# START OF EXERCISE MATERIALS

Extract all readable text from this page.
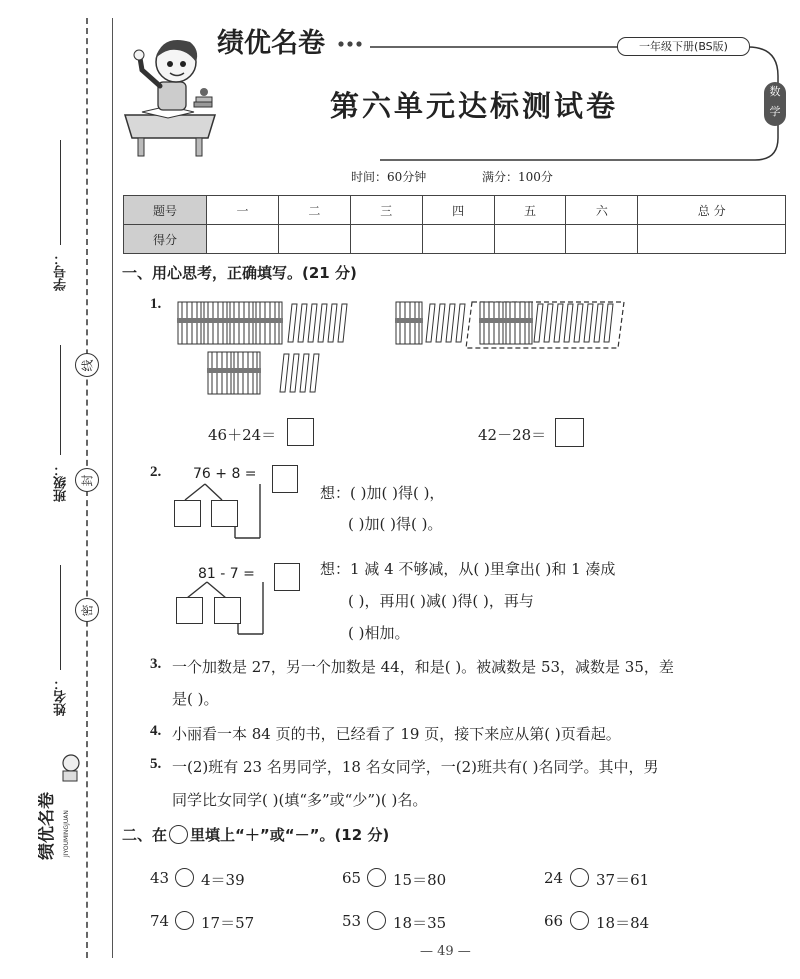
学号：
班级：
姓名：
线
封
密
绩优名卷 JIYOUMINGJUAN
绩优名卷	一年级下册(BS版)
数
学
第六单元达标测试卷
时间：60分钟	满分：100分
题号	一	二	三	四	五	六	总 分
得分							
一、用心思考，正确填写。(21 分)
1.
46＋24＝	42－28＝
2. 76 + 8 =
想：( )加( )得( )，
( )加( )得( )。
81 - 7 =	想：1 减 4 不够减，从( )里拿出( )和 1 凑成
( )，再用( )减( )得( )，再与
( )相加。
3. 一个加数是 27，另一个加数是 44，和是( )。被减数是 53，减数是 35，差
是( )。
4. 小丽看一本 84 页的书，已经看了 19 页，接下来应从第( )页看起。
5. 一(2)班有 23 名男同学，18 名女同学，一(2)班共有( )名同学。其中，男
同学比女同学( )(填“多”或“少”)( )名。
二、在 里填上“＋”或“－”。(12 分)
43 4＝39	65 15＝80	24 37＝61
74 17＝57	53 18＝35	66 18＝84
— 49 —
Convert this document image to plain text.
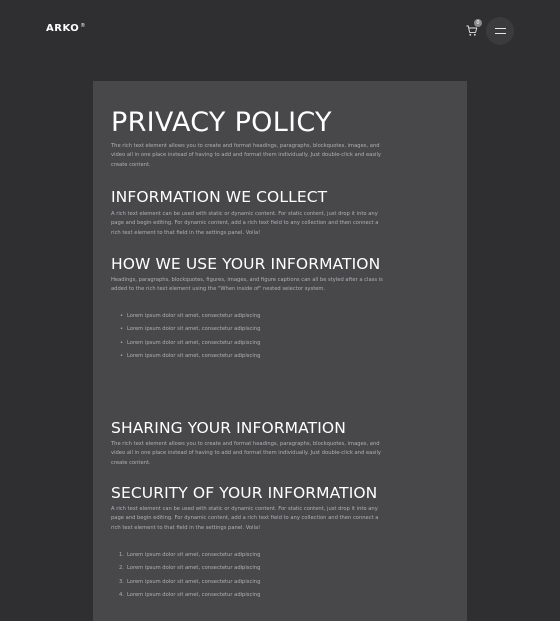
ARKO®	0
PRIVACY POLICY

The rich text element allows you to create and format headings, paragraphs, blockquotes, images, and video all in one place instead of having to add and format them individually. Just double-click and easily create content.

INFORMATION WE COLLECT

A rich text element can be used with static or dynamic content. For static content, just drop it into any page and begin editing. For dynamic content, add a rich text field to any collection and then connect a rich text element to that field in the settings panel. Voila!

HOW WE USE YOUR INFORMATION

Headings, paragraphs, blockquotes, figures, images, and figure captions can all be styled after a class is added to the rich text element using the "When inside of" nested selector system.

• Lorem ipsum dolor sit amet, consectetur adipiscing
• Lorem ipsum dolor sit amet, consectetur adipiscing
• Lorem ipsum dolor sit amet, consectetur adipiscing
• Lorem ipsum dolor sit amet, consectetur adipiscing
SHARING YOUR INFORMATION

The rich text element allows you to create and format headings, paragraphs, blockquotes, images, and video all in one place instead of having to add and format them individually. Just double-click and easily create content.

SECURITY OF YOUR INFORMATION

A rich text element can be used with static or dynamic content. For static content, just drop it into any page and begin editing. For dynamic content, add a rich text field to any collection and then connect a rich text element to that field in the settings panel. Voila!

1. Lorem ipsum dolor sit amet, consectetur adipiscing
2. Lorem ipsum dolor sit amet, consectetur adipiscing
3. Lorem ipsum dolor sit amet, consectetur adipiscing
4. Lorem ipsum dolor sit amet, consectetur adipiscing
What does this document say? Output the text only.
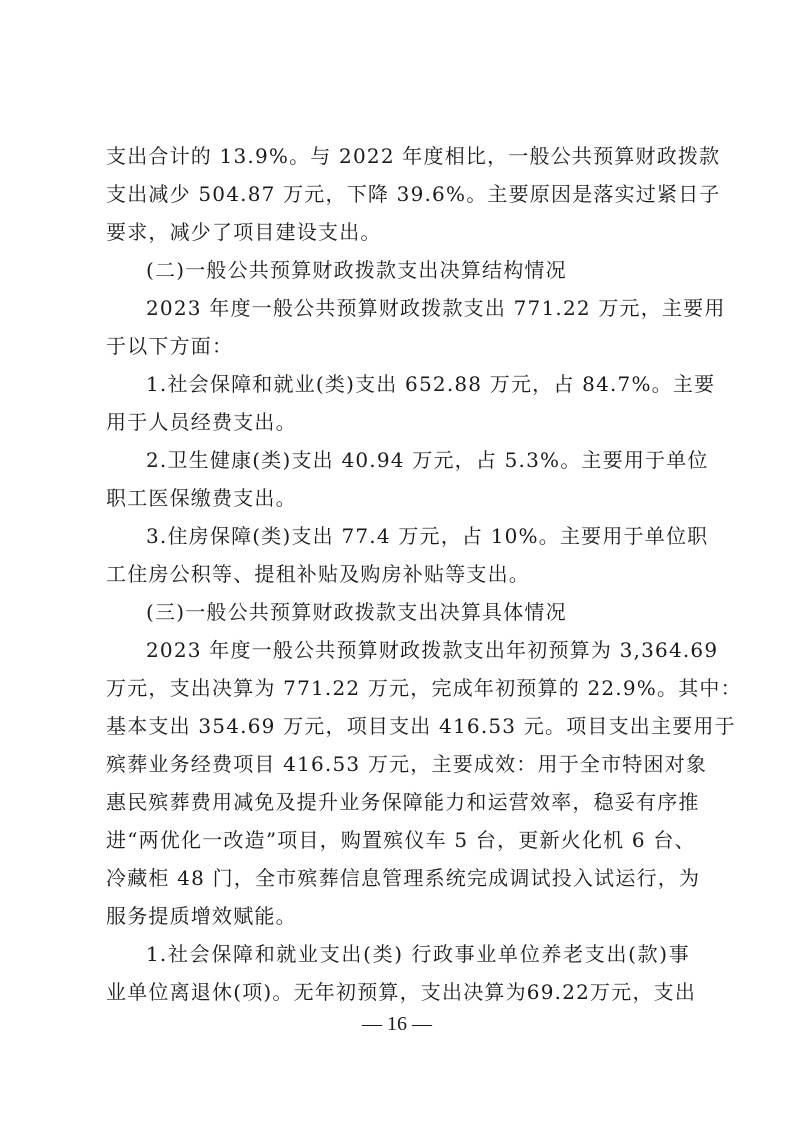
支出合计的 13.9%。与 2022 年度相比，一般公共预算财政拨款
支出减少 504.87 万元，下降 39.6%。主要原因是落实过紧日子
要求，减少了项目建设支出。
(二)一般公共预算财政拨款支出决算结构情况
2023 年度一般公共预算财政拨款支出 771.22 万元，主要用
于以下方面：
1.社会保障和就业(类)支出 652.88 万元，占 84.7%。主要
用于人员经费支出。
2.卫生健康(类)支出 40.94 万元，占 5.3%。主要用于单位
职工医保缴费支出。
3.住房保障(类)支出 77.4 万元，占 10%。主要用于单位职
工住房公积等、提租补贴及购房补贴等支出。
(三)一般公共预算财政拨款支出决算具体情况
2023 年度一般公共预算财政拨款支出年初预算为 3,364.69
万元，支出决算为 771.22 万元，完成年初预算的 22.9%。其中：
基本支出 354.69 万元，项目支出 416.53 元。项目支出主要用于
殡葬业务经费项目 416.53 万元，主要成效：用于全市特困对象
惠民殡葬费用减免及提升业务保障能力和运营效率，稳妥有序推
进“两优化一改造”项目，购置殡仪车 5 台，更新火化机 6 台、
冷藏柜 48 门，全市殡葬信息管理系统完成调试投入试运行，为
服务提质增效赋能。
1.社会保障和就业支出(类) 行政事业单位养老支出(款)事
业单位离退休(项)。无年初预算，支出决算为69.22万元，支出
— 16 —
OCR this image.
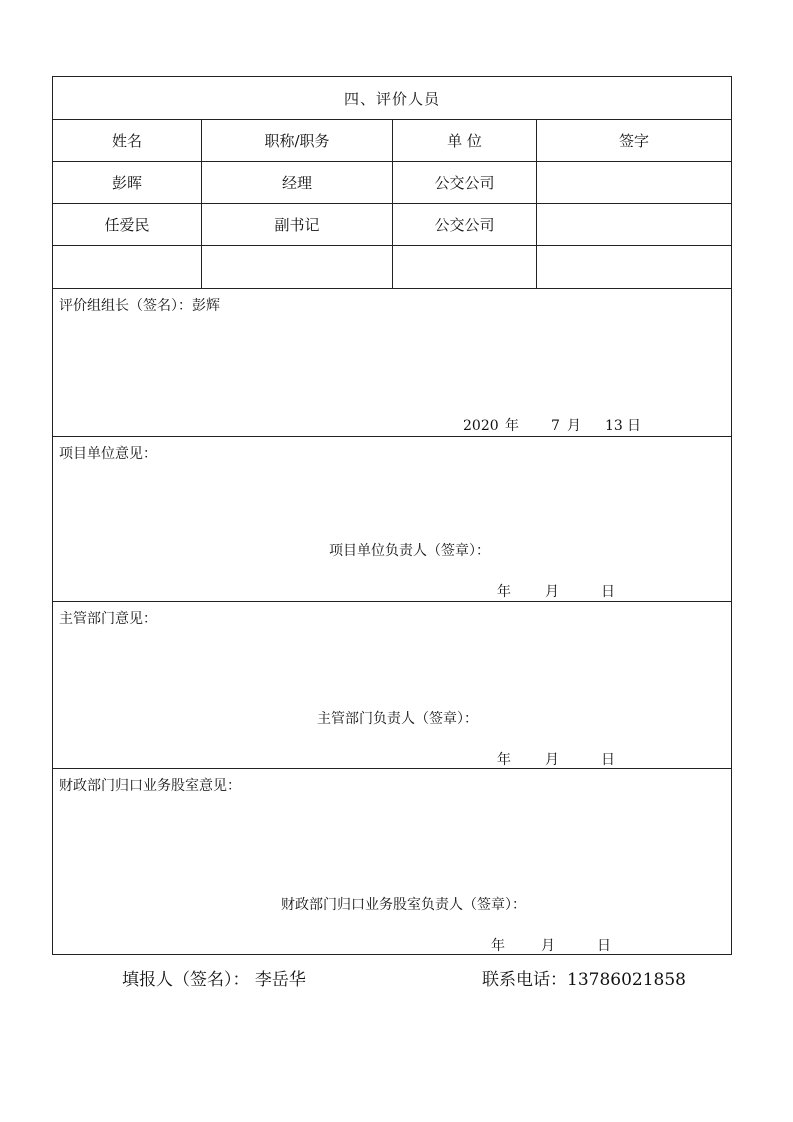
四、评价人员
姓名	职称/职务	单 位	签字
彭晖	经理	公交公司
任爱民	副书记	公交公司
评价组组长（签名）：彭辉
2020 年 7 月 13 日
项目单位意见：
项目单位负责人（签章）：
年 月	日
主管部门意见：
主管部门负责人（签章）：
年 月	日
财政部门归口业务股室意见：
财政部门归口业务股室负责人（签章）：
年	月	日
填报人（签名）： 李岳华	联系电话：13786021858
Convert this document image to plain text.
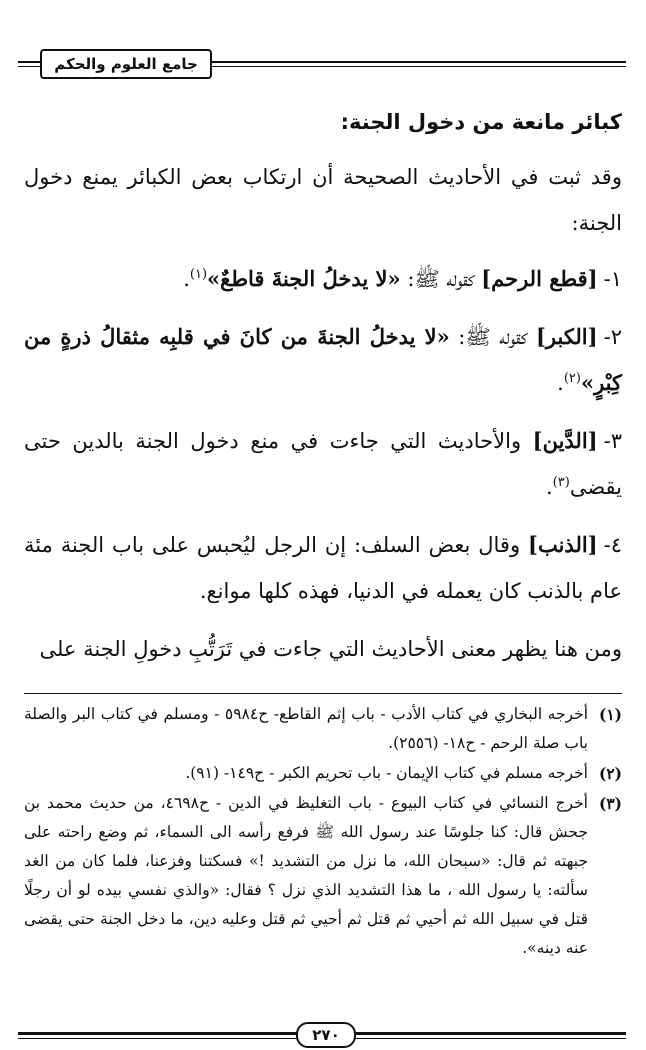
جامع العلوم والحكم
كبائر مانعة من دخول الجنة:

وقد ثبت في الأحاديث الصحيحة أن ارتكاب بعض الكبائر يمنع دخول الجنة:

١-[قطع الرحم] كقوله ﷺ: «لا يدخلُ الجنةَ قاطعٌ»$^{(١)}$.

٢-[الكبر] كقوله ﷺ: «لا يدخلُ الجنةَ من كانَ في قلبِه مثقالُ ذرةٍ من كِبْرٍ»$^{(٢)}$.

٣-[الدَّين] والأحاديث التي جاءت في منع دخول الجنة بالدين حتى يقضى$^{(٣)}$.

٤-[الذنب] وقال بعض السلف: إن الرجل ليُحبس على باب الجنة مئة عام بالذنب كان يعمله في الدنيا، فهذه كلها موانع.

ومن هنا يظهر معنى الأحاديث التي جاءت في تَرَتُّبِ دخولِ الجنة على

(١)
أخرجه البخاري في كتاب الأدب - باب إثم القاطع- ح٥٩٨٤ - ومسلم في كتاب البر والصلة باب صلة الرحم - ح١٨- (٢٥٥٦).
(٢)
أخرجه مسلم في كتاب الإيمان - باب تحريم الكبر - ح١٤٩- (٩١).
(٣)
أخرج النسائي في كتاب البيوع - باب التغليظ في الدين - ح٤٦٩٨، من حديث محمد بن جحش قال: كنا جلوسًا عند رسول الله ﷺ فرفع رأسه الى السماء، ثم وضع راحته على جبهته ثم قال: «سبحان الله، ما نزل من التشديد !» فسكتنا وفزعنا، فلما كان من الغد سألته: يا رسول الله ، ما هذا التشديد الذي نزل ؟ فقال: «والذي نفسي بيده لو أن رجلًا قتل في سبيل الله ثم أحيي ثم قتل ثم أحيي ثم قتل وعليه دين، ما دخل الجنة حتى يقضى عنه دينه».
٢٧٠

# END OF EXERCISE MATERIALS

WHAT THIS TASK INVOLVES: Select all lines in the listing that include the word "كتاب".

TASK RESPONSE:
أخرجه البخاري في كتاب الأدب - باب إثم القاطع- ح٥٩٨٤ - ومسلم في كتاب البر والصلة باب صلة الرحم - ح١٨- (٢٥٥٦).
أخرجه مسلم في كتاب الإيمان - باب تحريم الكبر - ح١٤٩- (٩١).
أخرج النسائي في كتاب البيوع - باب التغليظ في الدين - ح٤٦٩٨، من حديث محمد بن جحش قال: كنا جلوسًا عند رسول الله ﷺ فرفع رأسه الى السماء، ثم وضع راحته على جبهته ثم قال: «سبحان الله، ما نزل من التشديد !» فسكتنا وفزعنا، فلما كان من الغد سألته: يا رسول الله ، ما هذا التشديد الذي نزل ؟ فقال: «والذي نفسي بيده لو أن رجلًا قتل في سبيل الله ثم أحيي ثم قتل ثم أحيي ثم قتل وعليه دين، ما دخل الجنة حتى يقضى عنه دينه».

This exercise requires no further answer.